[Extracts from a graphics dataset]
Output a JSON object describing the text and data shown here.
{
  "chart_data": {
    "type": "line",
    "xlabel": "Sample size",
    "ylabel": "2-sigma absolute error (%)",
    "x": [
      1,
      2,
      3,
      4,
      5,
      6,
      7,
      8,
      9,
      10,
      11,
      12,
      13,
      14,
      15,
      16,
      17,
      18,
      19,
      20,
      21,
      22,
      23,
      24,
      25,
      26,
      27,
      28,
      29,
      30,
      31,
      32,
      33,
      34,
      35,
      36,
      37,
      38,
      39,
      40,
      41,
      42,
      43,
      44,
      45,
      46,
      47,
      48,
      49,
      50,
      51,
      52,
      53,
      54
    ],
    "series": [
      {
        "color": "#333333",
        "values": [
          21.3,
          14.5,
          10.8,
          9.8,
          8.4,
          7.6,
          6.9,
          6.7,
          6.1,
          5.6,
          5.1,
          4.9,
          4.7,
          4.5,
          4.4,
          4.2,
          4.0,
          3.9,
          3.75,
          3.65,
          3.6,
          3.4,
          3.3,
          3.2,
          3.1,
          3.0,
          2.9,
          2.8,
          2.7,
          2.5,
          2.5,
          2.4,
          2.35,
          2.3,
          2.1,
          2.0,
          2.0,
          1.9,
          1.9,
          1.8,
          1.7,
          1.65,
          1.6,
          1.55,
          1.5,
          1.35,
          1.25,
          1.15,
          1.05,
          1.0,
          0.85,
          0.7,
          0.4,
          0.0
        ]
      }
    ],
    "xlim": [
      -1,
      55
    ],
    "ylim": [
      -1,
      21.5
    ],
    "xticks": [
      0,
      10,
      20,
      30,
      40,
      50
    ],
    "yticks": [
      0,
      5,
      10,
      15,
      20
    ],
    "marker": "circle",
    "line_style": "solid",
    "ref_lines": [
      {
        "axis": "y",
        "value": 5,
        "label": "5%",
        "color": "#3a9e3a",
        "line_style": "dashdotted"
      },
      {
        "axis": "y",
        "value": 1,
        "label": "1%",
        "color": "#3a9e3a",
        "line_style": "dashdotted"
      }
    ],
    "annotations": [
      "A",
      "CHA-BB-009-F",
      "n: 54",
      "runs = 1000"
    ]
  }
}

§ OBJECTIVE:
Write down all the entries again without a single difference.

§ REPLY:
Output a JSON object describing the text and data shown here.
{
  "chart_data": {
    "type": "line",
    "xlabel": "Sample size",
    "ylabel": "2-sigma absolute error (%)",
    "x": [
      1,
      2,
      3,
      4,
      5,
      6,
      7,
      8,
      9,
      10,
      11,
      12,
      13,
      14,
      15,
      16,
      17,
      18,
      19,
      20,
      21,
      22,
      23,
      24,
      25,
      26,
      27,
      28,
      29,
      30,
      31,
      32,
      33,
      34,
      35,
      36,
      37,
      38,
      39,
      40,
      41,
      42,
      43,
      44,
      45,
      46,
      47,
      48,
      49,
      50,
      51,
      52,
      53,
      54
    ],
    "series": [
      {
        "color": "#333333",
        "values": [
          21.3,
          14.5,
          10.8,
          9.8,
          8.4,
          7.6,
          6.9,
          6.7,
          6.1,
          5.6,
          5.1,
          4.9,
          4.7,
          4.5,
          4.4,
          4.2,
          4.0,
          3.9,
          3.75,
          3.65,
          3.6,
          3.4,
          3.3,
          3.2,
          3.1,
          3.0,
          2.9,
          2.8,
          2.7,
          2.5,
          2.5,
          2.4,
          2.35,
          2.3,
          2.1,
          2.0,
          2.0,
          1.9,
          1.9,
          1.8,
          1.7,
          1.65,
          1.6,
          1.55,
          1.5,
          1.35,
          1.25,
          1.15,
          1.05,
          1.0,
          0.85,
          0.7,
          0.4,
          0.0
        ]
      }
    ],
    "xlim": [
      -1,
      55
    ],
    "ylim": [
      -1,
      21.5
    ],
    "xticks": [
      0,
      10,
      20,
      30,
      40,
      50
    ],
    "yticks": [
      0,
      5,
      10,
      15,
      20
    ],
    "marker": "circle",
    "line_style": "solid",
    "ref_lines": [
      {
        "axis": "y",
        "value": 5,
        "label": "5%",
        "color": "#3a9e3a",
        "line_style": "dashdotted"
      },
      {
        "axis": "y",
        "value": 1,
        "label": "1%",
        "color": "#3a9e3a",
        "line_style": "dashdotted"
      }
    ],
    "annotations": [
      "A",
      "CHA-BB-009-F",
      "n: 54",
      "runs = 1000"
    ]
  }
}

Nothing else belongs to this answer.